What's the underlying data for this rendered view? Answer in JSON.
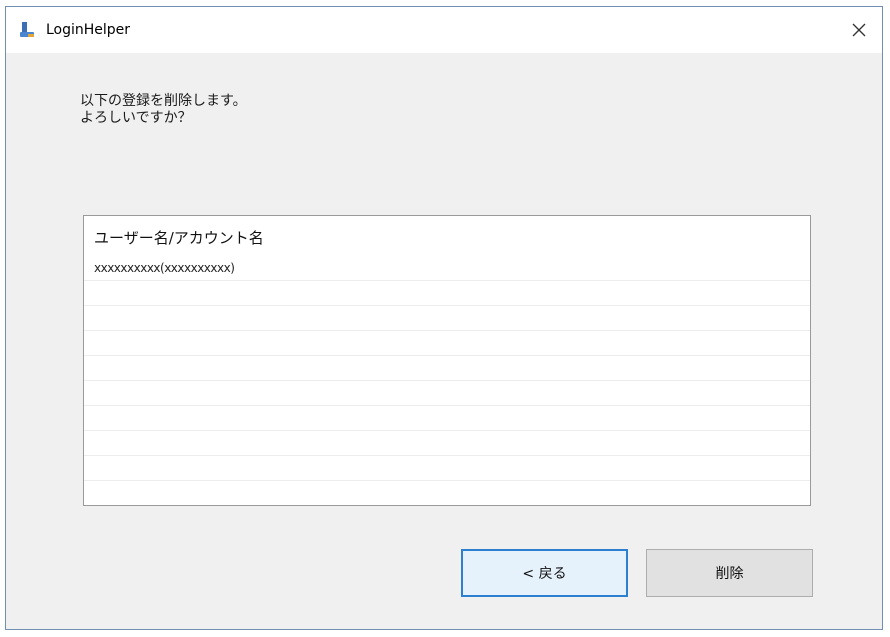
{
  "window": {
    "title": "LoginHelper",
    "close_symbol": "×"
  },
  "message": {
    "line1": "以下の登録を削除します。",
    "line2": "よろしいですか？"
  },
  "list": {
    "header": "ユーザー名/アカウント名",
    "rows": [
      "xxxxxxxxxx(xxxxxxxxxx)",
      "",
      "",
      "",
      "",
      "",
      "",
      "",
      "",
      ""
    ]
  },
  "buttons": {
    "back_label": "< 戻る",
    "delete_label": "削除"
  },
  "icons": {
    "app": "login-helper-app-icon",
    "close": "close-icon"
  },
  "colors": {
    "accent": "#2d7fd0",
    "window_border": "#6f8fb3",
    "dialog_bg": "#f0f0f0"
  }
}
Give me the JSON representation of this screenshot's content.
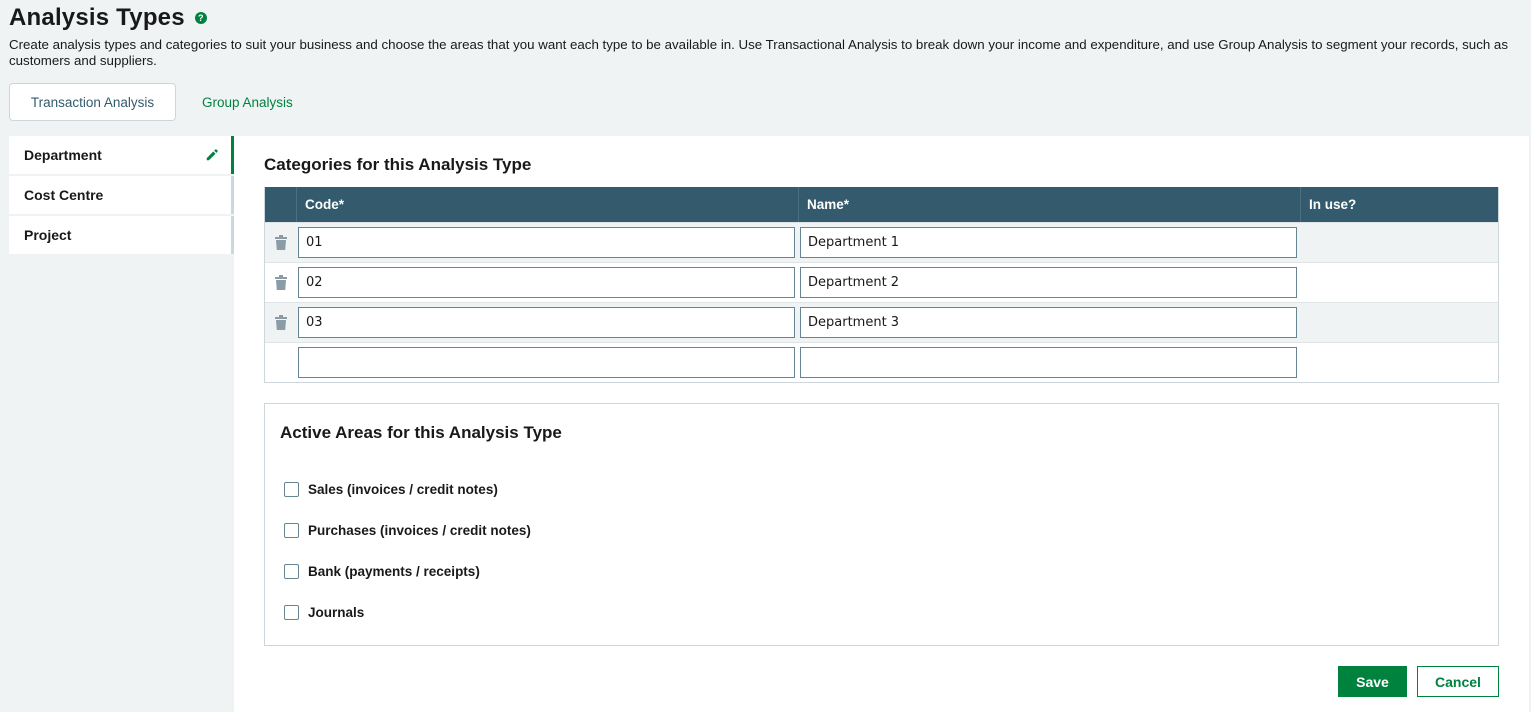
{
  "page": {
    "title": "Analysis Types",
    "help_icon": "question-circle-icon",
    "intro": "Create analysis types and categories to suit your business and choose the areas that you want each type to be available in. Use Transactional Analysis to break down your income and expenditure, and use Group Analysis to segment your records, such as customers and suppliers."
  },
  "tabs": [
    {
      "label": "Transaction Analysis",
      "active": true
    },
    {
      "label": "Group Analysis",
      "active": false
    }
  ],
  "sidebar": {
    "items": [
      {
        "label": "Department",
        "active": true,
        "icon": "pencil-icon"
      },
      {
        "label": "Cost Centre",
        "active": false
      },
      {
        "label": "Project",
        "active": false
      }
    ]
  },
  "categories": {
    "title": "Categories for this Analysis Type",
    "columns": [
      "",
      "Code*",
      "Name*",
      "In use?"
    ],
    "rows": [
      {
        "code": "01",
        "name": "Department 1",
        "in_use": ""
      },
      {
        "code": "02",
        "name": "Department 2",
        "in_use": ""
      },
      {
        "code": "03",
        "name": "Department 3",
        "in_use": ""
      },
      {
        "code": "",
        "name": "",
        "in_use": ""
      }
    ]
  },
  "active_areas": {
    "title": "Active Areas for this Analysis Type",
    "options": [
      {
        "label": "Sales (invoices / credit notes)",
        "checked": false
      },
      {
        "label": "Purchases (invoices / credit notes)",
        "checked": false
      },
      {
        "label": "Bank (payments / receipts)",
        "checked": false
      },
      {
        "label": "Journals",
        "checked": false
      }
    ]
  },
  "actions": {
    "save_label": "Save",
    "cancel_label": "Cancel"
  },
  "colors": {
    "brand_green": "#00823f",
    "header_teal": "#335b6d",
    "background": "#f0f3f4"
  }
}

The problem → Copy every line of the listing containing the string "invoices".

Written solution →
        "label": "Sales (invoices / credit notes)",
        "label": "Purchases (invoices / credit notes)",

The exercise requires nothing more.